Source records:
>> start
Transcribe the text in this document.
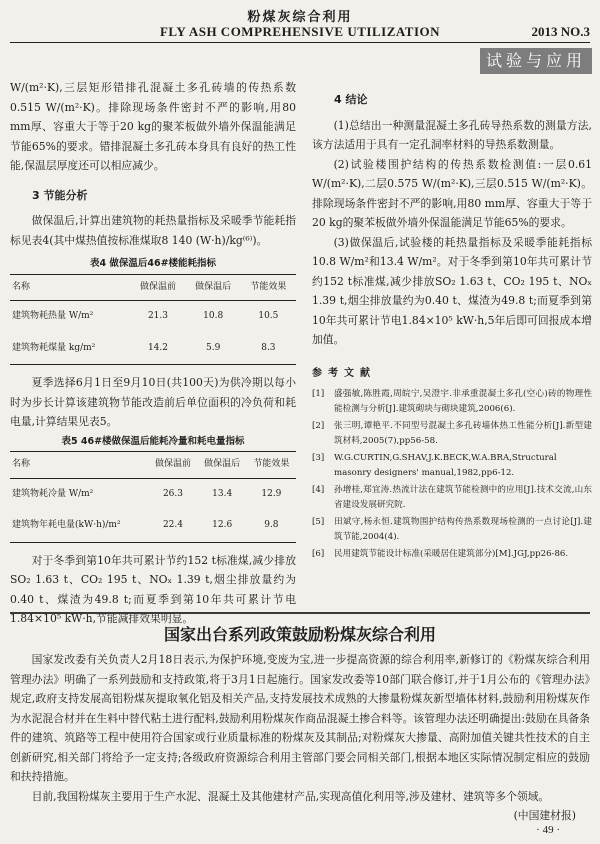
粉煤灰综合利用
FLY ASH COMPREHENSIVE UTILIZATION	2013 NO.3
试验与应用

W/(m²·K),三层矩形错排孔混凝土多孔砖墙的传热系数0.515 W/(m²·K)。排除现场条件密封不严的影响,用80 mm厚、容重大于等于20 kg的聚苯板做外墙外保温能满足节能65%的要求。错排混凝土多孔砖本身具有良好的热工性能,保温层厚度还可以相应减少。

3 节能分析

做保温后,计算出建筑物的耗热量指标及采暖季节能耗指标见表4(其中煤热值按标准煤取8 140 (W·h)/kg⁽⁶⁾)。

表4 做保温后46#楼能耗指标
名称	做保温前	做保温后	节能效果
建筑物耗热量 W/m²	21.3	10.8	10.5
建筑物耗煤量 kg/m²	14.2	5.9	8.3

夏季选择6月1日至9月10日(共100天)为供冷期以每小时为步长计算该建筑物节能改造前后单位面积的冷负荷和耗电量,计算结果见表5。

表5 46#楼做保温后能耗冷量和耗电量指标
名称	做保温前	做保温后	节能效果
建筑物耗冷量 W/m²	26.3	13.4	12.9
建筑物年耗电量(kW·h)/m²	22.4	12.6	9.8

对于冬季到第10年共可累计节约152 t标准煤,减少排放SO₂ 1.63 t、CO₂ 195 t、NOₓ 1.39 t,烟尘排放量约为0.40 t、煤渣为49.8 t;而夏季到第10年共可累计节电1.84×10⁵ kW·h,节能减排效果明显。

4 结论

(1)总结出一种测量混凝土多孔砖导热系数的测量方法,该方法适用于具有一定孔洞率材料的导热系数测量。

(2)试验楼围护结构的传热系数检测值:一层0.61 W/(m²·K),二层0.575 W/(m²·K),三层0.515 W/(m²·K)。排除现场条件密封不严的影响,用80 mm厚、容重大于等于20 kg的聚苯板做外墙外保温能满足节能65%的要求。

(3)做保温后,试验楼的耗热量指标及采暖季能耗指标10.8 W/m²和13.4 W/m²。对于冬季到第10年共可累计节约152 t标准煤,减少排放SO₂ 1.63 t、CO₂ 195 t、NOₓ 1.39 t,烟尘排放量约为0.40 t、煤渣为49.8 t;而夏季到第10年共可累计节电1.84×10⁵ kW·h,5年后即可回报成本增加值。

参考文献
[1]	盛强敏,陈胜霞,周皖宁,吴澄宇.非承重混凝土多孔(空心)砖的物理性能检测与分析[J].建筑砌块与砌块建筑,2006(6).
[2]	张三明,谭艳平.不同型号混凝土多孔砖墙体热工性能分析[J].新型建筑材料,2005(7),pp56-58.
[3]	W.G.CURTIN,G.SHAV,J.K.BECK,W.A.BRA,Structural masonry designers' manual,1982,pp6-12.
[4]	孙增桂,郑宜涛.热流计法在建筑节能检测中的应用[J].技术交流,山东省建设发展研究院.
[5]	田斌守,杨永恒.建筑物围护结构传热系数现场检测的一点讨论[J].建筑节能,2004(4).
[6]	民用建筑节能设计标准(采暖居住建筑部分)[M].JGJ,pp26-86.
国家出台系列政策鼓励粉煤灰综合利用

国家发改委有关负责人2月18日表示,为保护环境,变废为宝,进一步提高资源的综合利用率,新修订的《粉煤灰综合利用管理办法》明确了一系列鼓励和支持政策,将于3月1日起施行。国家发改委等10部门联合修订,并于1月公布的《管理办法》规定,政府支持发展高铝粉煤灰提取氧化铝及相关产品,支持发展技术成熟的大掺量粉煤灰新型墙体材料,鼓励利用粉煤灰作为水泥混合材并在生料中替代粘土进行配料,鼓励利用粉煤灰作商品混凝土掺合料等。该管理办法还明确提出:鼓励在具备条件的建筑、筑路等工程中使用符合国家或行业质量标准的粉煤灰及其制品;对粉煤灰大掺量、高附加值关键共性技术的自主创新研究,相关部门将给予一定支持;各级政府资源综合利用主管部门要会同相关部门,根据本地区实际情况制定相应的鼓励和扶持措施。

目前,我国粉煤灰主要用于生产水泥、混凝土及其他建材产品,实现高值化利用等,涉及建材、建筑等多个领域。

(中国建材报)
· 49 ·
>> end
### [WHAT TO DO]
Check each line of the entries for the string "排除现场条件密封不严的影响". Copy the lines that have it.

### [SOLUTION FOR THIS EXERCISE]
W/(m²·K),三层矩形错排孔混凝土多孔砖墙的传热系数0.515 W/(m²·K)。排除现场条件密封不严的影响,用80 mm厚、容重大于等于20 kg的聚苯板做外墙外保温能满足节能65%的要求。错排混凝土多孔砖本身具有良好的热工性能,保温层厚度还可以相应减少。
(2)试验楼围护结构的传热系数检测值:一层0.61 W/(m²·K),二层0.575 W/(m²·K),三层0.515 W/(m²·K)。排除现场条件密封不严的影响,用80 mm厚、容重大于等于20 kg的聚苯板做外墙外保温能满足节能65%的要求。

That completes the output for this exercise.